-- start of Data records --

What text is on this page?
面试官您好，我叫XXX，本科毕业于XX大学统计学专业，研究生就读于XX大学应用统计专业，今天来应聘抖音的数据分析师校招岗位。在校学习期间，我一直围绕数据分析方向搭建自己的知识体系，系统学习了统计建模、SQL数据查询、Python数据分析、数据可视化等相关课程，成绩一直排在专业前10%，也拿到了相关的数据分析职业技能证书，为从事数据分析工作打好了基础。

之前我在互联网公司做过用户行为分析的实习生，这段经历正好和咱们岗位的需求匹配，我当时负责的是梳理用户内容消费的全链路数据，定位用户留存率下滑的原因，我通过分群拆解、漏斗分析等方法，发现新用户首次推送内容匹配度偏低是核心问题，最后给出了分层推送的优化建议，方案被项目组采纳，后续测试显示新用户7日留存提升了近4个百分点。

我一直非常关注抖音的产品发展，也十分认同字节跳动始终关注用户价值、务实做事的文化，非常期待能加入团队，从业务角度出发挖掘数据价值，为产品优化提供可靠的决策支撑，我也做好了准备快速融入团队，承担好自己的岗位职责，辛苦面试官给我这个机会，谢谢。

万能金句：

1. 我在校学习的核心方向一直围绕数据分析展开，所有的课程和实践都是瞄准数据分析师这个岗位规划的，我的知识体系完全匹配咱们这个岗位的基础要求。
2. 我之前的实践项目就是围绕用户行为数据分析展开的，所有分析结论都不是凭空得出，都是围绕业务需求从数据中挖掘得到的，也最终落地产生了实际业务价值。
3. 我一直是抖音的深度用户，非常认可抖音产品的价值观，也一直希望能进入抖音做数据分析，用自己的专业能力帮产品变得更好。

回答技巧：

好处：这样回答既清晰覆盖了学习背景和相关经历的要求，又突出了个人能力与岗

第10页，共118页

-- end of Data records --

_Requirement_
Please output the entire listing exactly as it stands.

_Written solution_
What text is on this page?
面试官您好，我叫XXX，本科毕业于XX大学统计学专业，研究生就读于XX大学应用统计专业，今天来应聘抖音的数据分析师校招岗位。在校学习期间，我一直围绕数据分析方向搭建自己的知识体系，系统学习了统计建模、SQL数据查询、Python数据分析、数据可视化等相关课程，成绩一直排在专业前10%，也拿到了相关的数据分析职业技能证书，为从事数据分析工作打好了基础。

之前我在互联网公司做过用户行为分析的实习生，这段经历正好和咱们岗位的需求匹配，我当时负责的是梳理用户内容消费的全链路数据，定位用户留存率下滑的原因，我通过分群拆解、漏斗分析等方法，发现新用户首次推送内容匹配度偏低是核心问题，最后给出了分层推送的优化建议，方案被项目组采纳，后续测试显示新用户7日留存提升了近4个百分点。

我一直非常关注抖音的产品发展，也十分认同字节跳动始终关注用户价值、务实做事的文化，非常期待能加入团队，从业务角度出发挖掘数据价值，为产品优化提供可靠的决策支撑，我也做好了准备快速融入团队，承担好自己的岗位职责，辛苦面试官给我这个机会，谢谢。

万能金句：

1. 我在校学习的核心方向一直围绕数据分析展开，所有的课程和实践都是瞄准数据分析师这个岗位规划的，我的知识体系完全匹配咱们这个岗位的基础要求。
2. 我之前的实践项目就是围绕用户行为数据分析展开的，所有分析结论都不是凭空得出，都是围绕业务需求从数据中挖掘得到的，也最终落地产生了实际业务价值。
3. 我一直是抖音的深度用户，非常认可抖音产品的价值观，也一直希望能进入抖音做数据分析，用自己的专业能力帮产品变得更好。

回答技巧：

好处：这样回答既清晰覆盖了学习背景和相关经历的要求，又突出了个人能力与岗

第10页，共118页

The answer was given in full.